+++ Given data +++

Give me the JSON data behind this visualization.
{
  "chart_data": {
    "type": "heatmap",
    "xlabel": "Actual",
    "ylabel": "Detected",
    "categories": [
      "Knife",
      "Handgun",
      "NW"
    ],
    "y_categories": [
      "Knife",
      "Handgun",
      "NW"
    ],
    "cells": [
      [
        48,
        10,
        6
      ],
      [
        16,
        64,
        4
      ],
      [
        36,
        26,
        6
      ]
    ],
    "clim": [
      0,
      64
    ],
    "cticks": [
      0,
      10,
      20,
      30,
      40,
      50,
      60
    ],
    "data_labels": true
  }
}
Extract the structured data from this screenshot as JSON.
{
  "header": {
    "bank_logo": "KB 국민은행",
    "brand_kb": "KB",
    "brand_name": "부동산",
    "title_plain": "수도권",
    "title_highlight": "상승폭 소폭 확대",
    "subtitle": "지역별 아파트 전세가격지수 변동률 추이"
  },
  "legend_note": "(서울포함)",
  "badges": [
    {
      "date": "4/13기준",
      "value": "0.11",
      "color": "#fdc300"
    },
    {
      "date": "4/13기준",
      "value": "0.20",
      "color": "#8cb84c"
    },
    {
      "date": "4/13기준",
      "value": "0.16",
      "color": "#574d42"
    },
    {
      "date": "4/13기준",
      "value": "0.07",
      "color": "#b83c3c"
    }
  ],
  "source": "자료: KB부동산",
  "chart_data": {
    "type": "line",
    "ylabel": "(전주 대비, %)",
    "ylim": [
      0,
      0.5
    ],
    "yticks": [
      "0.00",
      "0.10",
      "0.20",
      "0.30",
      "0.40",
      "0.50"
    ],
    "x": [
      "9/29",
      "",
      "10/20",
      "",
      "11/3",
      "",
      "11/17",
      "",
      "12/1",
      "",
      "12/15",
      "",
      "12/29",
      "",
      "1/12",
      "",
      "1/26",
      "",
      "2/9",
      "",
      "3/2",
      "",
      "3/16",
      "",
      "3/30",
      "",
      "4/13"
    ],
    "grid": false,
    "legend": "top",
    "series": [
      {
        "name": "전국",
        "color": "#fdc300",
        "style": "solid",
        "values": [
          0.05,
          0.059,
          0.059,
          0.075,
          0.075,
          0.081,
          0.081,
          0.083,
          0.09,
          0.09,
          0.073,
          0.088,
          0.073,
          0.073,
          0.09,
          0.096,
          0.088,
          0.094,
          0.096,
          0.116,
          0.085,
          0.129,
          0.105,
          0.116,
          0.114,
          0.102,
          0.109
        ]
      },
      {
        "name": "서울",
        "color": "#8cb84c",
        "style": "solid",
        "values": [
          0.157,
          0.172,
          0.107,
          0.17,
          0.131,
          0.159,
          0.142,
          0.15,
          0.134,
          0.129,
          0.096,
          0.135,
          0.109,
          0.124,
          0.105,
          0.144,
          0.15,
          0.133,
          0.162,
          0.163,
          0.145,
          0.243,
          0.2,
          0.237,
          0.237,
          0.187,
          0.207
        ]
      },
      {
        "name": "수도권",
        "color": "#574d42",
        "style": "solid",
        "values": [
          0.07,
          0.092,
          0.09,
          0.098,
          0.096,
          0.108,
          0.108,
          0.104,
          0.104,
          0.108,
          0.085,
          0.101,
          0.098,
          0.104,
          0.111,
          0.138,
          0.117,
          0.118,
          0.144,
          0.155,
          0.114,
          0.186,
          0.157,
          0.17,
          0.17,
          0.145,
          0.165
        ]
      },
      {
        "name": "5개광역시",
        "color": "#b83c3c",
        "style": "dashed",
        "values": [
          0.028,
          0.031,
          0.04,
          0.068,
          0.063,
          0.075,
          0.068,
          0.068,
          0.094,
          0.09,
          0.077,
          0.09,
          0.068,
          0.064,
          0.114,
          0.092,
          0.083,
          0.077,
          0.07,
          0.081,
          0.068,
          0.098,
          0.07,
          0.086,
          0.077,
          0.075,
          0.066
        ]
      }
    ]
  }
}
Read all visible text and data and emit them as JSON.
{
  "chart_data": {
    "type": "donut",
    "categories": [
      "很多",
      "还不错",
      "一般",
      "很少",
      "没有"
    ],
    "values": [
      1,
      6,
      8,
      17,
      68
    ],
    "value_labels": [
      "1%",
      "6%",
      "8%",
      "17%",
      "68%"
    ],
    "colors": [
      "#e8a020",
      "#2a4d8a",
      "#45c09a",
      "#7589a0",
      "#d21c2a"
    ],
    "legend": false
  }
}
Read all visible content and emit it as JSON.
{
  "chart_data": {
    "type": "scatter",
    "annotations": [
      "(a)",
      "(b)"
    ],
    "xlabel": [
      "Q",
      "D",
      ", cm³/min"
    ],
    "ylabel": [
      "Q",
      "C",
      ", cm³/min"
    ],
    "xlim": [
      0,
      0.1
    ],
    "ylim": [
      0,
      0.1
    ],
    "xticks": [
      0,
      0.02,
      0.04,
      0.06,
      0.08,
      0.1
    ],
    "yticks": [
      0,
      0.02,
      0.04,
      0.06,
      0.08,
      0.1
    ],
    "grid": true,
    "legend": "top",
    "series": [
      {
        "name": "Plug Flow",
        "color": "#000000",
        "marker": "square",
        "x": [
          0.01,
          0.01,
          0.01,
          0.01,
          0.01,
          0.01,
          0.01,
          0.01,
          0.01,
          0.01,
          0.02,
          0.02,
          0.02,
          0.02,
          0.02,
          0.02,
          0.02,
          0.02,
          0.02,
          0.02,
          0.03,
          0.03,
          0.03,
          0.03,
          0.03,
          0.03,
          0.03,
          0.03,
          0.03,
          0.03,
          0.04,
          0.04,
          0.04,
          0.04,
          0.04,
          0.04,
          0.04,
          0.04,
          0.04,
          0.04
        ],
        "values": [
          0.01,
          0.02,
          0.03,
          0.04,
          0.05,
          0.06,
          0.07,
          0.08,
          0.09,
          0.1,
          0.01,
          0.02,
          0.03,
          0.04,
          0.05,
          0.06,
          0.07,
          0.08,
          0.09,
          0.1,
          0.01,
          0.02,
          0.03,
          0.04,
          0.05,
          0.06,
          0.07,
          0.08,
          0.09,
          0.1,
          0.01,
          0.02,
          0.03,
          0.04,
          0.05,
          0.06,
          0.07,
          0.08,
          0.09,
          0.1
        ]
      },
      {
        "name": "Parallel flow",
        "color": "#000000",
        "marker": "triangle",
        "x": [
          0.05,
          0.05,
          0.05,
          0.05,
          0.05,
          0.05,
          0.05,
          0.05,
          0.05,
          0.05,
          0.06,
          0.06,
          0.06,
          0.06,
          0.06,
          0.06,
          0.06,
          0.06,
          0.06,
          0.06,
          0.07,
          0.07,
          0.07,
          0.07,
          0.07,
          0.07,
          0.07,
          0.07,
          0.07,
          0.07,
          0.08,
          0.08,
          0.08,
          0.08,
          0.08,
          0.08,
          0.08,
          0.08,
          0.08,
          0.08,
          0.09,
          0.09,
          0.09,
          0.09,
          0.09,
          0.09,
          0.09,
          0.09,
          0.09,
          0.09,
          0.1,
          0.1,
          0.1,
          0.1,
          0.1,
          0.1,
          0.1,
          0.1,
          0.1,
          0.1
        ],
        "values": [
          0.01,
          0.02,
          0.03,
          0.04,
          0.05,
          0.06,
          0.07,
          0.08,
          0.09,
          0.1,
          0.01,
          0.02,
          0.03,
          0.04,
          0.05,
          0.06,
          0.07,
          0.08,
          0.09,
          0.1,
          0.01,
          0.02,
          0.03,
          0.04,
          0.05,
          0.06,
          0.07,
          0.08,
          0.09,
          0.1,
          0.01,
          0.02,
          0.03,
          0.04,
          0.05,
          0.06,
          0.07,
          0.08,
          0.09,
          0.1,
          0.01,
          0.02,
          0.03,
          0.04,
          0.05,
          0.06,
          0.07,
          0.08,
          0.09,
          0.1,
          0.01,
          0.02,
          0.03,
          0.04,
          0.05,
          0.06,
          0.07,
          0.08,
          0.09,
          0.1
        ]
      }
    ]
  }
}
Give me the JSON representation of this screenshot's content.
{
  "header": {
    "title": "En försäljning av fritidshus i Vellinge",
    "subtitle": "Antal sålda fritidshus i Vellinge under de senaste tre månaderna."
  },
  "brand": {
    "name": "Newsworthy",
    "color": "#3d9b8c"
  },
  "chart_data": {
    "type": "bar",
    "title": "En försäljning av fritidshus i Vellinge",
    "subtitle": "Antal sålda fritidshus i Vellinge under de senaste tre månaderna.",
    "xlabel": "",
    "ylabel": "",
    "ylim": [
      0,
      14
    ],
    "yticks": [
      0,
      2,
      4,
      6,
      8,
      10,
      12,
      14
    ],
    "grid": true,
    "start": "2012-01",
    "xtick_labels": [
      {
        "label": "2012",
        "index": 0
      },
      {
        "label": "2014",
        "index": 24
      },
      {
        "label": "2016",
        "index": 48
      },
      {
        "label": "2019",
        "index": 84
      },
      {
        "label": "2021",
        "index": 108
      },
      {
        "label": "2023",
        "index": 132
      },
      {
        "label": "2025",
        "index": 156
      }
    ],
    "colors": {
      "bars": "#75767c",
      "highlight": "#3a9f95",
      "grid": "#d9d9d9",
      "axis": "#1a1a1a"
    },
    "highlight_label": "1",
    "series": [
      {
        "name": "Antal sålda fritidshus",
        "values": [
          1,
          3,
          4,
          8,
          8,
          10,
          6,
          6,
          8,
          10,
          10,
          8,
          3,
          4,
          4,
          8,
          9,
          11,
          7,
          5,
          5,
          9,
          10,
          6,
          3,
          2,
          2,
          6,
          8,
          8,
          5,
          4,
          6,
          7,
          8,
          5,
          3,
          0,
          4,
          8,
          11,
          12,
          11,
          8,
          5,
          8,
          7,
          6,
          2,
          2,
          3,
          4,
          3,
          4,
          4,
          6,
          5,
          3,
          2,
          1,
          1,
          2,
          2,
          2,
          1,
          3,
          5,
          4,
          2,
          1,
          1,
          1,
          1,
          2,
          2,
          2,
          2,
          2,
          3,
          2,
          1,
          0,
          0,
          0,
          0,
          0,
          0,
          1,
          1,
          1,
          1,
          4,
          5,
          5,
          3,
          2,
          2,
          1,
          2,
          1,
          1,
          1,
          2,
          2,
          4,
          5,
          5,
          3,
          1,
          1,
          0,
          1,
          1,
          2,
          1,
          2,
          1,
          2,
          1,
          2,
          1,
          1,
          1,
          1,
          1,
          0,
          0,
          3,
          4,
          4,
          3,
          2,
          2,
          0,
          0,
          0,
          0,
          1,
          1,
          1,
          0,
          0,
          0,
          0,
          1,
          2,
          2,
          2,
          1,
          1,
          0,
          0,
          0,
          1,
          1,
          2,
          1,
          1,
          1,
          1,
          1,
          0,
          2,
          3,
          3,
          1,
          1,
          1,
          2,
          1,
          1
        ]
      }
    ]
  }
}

+++

Your instructions: Look over the listing. Pull out every line with the string "content" in it.

Task output:
Read all visible content and emit it as JSON.
Give me the JSON representation of this screenshot's content.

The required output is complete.